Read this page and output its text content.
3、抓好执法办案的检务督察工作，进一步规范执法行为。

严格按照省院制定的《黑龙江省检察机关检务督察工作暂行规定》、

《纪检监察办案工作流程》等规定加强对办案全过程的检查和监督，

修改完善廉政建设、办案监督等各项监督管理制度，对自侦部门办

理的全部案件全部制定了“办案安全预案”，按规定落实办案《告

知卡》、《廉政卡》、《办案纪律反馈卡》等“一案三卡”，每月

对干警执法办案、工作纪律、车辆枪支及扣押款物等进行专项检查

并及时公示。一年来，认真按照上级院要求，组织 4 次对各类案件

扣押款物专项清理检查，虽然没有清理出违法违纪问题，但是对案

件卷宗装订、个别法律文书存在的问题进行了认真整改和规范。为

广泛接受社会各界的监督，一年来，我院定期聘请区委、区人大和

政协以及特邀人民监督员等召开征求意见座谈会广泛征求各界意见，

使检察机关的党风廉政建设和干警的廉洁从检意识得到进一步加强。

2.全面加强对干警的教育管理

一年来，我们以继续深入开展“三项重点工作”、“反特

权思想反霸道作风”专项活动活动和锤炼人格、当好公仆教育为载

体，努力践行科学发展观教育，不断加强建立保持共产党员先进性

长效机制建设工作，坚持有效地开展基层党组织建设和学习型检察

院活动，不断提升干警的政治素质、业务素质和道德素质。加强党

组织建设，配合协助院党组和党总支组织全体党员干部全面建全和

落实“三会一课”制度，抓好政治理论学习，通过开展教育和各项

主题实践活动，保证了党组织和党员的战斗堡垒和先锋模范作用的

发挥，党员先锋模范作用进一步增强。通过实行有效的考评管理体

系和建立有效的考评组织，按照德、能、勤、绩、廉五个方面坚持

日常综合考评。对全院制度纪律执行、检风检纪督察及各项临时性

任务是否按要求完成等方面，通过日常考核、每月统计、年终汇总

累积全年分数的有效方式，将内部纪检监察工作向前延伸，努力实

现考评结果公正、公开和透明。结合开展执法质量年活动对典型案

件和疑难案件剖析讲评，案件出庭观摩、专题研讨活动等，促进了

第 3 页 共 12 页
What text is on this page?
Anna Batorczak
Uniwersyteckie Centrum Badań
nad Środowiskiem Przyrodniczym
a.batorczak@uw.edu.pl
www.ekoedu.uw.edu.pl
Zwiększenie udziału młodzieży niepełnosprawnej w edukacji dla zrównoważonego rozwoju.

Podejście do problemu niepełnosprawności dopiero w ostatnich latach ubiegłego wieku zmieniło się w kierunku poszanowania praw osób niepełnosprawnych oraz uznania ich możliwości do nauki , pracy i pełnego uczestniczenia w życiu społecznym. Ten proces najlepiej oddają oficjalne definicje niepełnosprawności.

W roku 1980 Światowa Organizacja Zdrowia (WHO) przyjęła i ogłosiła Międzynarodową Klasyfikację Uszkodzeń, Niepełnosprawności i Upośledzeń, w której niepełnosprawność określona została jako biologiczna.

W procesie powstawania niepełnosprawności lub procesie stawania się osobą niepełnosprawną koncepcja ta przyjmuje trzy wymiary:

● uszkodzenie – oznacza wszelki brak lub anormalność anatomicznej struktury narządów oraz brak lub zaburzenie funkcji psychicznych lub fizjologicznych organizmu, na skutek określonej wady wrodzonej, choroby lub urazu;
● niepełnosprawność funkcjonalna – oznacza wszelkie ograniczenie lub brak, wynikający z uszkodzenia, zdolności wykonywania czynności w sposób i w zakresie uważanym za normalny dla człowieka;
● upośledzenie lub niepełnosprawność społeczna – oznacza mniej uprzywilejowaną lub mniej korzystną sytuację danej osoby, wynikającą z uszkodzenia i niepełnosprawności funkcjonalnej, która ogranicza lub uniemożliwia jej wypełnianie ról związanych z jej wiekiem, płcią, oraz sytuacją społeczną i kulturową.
# # # #
> DIRECTIVE
Answer only with how many lines in the records include "text".

> ANSWER FOR THE TASK
2